## Instructions for the task
Retype the whole listing, please, keeping every line exact and dropping the pictures.

** Begin Data in this exercise **

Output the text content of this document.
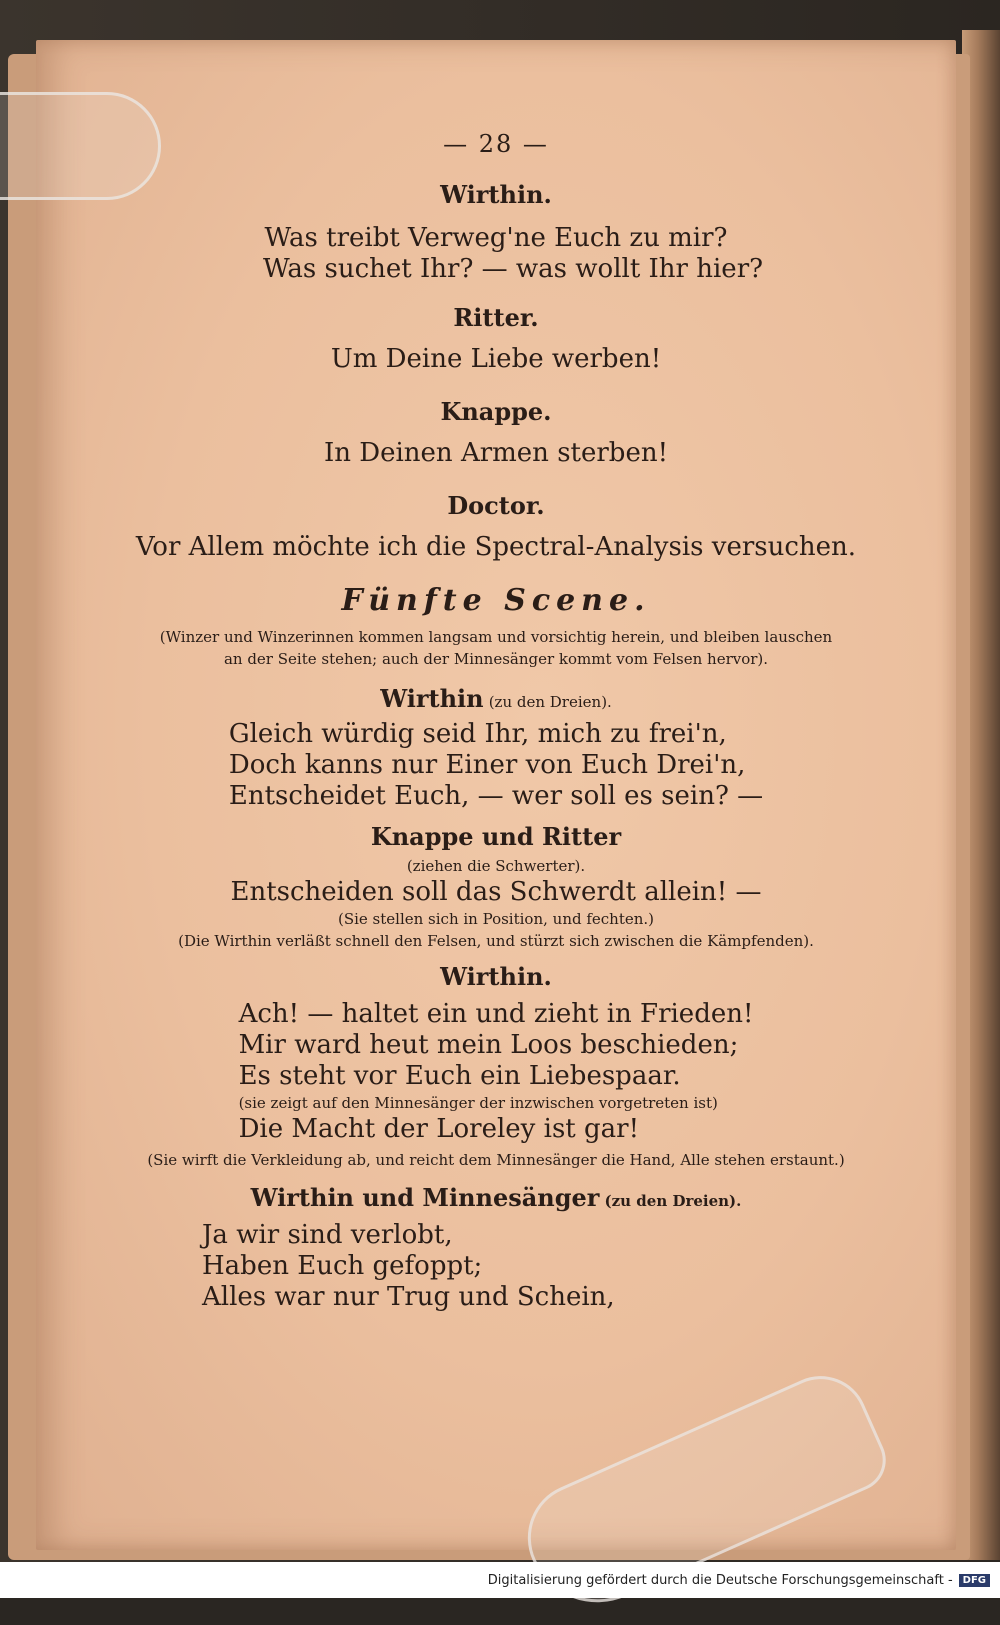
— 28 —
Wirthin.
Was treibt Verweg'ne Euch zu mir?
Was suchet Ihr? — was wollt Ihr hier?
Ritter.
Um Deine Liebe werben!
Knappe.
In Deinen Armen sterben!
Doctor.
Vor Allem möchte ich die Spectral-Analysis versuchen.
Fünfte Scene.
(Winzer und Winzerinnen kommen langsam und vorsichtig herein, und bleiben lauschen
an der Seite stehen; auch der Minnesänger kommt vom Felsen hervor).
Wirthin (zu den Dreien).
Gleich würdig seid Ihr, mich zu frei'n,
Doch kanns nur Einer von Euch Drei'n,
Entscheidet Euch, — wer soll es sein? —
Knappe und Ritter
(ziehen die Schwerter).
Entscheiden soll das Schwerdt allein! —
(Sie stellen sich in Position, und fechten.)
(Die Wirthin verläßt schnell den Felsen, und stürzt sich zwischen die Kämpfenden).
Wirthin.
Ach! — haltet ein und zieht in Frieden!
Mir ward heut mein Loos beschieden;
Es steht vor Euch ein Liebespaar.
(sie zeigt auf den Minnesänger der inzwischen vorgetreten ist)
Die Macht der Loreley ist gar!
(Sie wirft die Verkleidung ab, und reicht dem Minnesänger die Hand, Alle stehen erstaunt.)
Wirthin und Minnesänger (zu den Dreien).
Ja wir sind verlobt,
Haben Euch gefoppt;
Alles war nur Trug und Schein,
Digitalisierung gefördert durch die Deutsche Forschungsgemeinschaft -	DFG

** End Data in this exercise **

## Response
Output the text content of this document.
— 28 —
Wirthin.
Was treibt Verweg'ne Euch zu mir?
Was suchet Ihr? — was wollt Ihr hier?
Ritter.
Um Deine Liebe werben!
Knappe.
In Deinen Armen sterben!
Doctor.
Vor Allem möchte ich die Spectral-Analysis versuchen.
Fünfte Scene.
(Winzer und Winzerinnen kommen langsam und vorsichtig herein, und bleiben lauschen
an der Seite stehen; auch der Minnesänger kommt vom Felsen hervor).
Wirthin (zu den Dreien).
Gleich würdig seid Ihr, mich zu frei'n,
Doch kanns nur Einer von Euch Drei'n,
Entscheidet Euch, — wer soll es sein? —
Knappe und Ritter
(ziehen die Schwerter).
Entscheiden soll das Schwerdt allein! —
(Sie stellen sich in Position, und fechten.)
(Die Wirthin verläßt schnell den Felsen, und stürzt sich zwischen die Kämpfenden).
Wirthin.
Ach! — haltet ein und zieht in Frieden!
Mir ward heut mein Loos beschieden;
Es steht vor Euch ein Liebespaar.
(sie zeigt auf den Minnesänger der inzwischen vorgetreten ist)
Die Macht der Loreley ist gar!
(Sie wirft die Verkleidung ab, und reicht dem Minnesänger die Hand, Alle stehen erstaunt.)
Wirthin und Minnesänger (zu den Dreien).
Ja wir sind verlobt,
Haben Euch gefoppt;
Alles war nur Trug und Schein,
Digitalisierung gefördert durch die Deutsche Forschungsgemeinschaft -	DFG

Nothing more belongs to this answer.